> **Task to carry out**: Give every entry again, word for word.

================

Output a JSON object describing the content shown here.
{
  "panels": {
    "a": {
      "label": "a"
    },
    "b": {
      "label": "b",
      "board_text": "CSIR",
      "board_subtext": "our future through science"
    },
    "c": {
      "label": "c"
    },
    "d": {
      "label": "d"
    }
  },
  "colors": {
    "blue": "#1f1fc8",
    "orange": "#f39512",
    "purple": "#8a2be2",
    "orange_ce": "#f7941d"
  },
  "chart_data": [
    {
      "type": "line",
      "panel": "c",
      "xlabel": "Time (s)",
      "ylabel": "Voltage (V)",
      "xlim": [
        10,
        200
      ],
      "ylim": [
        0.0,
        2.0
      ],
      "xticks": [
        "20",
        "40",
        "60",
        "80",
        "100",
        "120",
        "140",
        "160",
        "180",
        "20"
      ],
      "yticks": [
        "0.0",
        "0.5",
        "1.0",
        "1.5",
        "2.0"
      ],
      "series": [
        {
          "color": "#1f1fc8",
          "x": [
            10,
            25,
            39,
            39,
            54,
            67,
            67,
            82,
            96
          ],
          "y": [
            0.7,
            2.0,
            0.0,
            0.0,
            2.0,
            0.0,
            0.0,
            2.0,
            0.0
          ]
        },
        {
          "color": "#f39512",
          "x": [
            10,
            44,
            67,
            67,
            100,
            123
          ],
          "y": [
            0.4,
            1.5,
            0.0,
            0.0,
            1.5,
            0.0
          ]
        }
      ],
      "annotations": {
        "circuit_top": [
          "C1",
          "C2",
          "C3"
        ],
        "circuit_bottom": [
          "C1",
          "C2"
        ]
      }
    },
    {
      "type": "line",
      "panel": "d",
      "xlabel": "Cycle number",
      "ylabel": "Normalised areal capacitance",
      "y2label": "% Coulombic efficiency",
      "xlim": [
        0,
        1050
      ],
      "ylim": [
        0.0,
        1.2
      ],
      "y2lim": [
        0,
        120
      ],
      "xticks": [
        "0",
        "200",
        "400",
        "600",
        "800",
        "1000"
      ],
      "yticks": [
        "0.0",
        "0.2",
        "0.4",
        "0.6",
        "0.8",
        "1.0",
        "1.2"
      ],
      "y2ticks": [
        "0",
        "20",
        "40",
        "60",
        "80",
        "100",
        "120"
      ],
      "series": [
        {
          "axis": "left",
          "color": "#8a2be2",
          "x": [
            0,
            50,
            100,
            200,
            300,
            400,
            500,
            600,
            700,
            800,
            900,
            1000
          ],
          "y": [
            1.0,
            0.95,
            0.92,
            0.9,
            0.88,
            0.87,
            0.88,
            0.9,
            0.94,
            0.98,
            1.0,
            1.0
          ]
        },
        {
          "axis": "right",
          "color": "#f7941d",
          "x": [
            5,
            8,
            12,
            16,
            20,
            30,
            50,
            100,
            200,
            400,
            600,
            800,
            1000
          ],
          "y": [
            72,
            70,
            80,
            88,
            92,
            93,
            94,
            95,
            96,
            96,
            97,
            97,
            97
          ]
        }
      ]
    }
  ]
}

================

> **Response to this task**:
Output a JSON object describing the content shown here.
{
  "panels": {
    "a": {
      "label": "a"
    },
    "b": {
      "label": "b",
      "board_text": "CSIR",
      "board_subtext": "our future through science"
    },
    "c": {
      "label": "c"
    },
    "d": {
      "label": "d"
    }
  },
  "colors": {
    "blue": "#1f1fc8",
    "orange": "#f39512",
    "purple": "#8a2be2",
    "orange_ce": "#f7941d"
  },
  "chart_data": [
    {
      "type": "line",
      "panel": "c",
      "xlabel": "Time (s)",
      "ylabel": "Voltage (V)",
      "xlim": [
        10,
        200
      ],
      "ylim": [
        0.0,
        2.0
      ],
      "xticks": [
        "20",
        "40",
        "60",
        "80",
        "100",
        "120",
        "140",
        "160",
        "180",
        "20"
      ],
      "yticks": [
        "0.0",
        "0.5",
        "1.0",
        "1.5",
        "2.0"
      ],
      "series": [
        {
          "color": "#1f1fc8",
          "x": [
            10,
            25,
            39,
            39,
            54,
            67,
            67,
            82,
            96
          ],
          "y": [
            0.7,
            2.0,
            0.0,
            0.0,
            2.0,
            0.0,
            0.0,
            2.0,
            0.0
          ]
        },
        {
          "color": "#f39512",
          "x": [
            10,
            44,
            67,
            67,
            100,
            123
          ],
          "y": [
            0.4,
            1.5,
            0.0,
            0.0,
            1.5,
            0.0
          ]
        }
      ],
      "annotations": {
        "circuit_top": [
          "C1",
          "C2",
          "C3"
        ],
        "circuit_bottom": [
          "C1",
          "C2"
        ]
      }
    },
    {
      "type": "line",
      "panel": "d",
      "xlabel": "Cycle number",
      "ylabel": "Normalised areal capacitance",
      "y2label": "% Coulombic efficiency",
      "xlim": [
        0,
        1050
      ],
      "ylim": [
        0.0,
        1.2
      ],
      "y2lim": [
        0,
        120
      ],
      "xticks": [
        "0",
        "200",
        "400",
        "600",
        "800",
        "1000"
      ],
      "yticks": [
        "0.0",
        "0.2",
        "0.4",
        "0.6",
        "0.8",
        "1.0",
        "1.2"
      ],
      "y2ticks": [
        "0",
        "20",
        "40",
        "60",
        "80",
        "100",
        "120"
      ],
      "series": [
        {
          "axis": "left",
          "color": "#8a2be2",
          "x": [
            0,
            50,
            100,
            200,
            300,
            400,
            500,
            600,
            700,
            800,
            900,
            1000
          ],
          "y": [
            1.0,
            0.95,
            0.92,
            0.9,
            0.88,
            0.87,
            0.88,
            0.9,
            0.94,
            0.98,
            1.0,
            1.0
          ]
        },
        {
          "axis": "right",
          "color": "#f7941d",
          "x": [
            5,
            8,
            12,
            16,
            20,
            30,
            50,
            100,
            200,
            400,
            600,
            800,
            1000
          ],
          "y": [
            72,
            70,
            80,
            88,
            92,
            93,
            94,
            95,
            96,
            96,
            97,
            97,
            97
          ]
        }
      ]
    }
  ]
}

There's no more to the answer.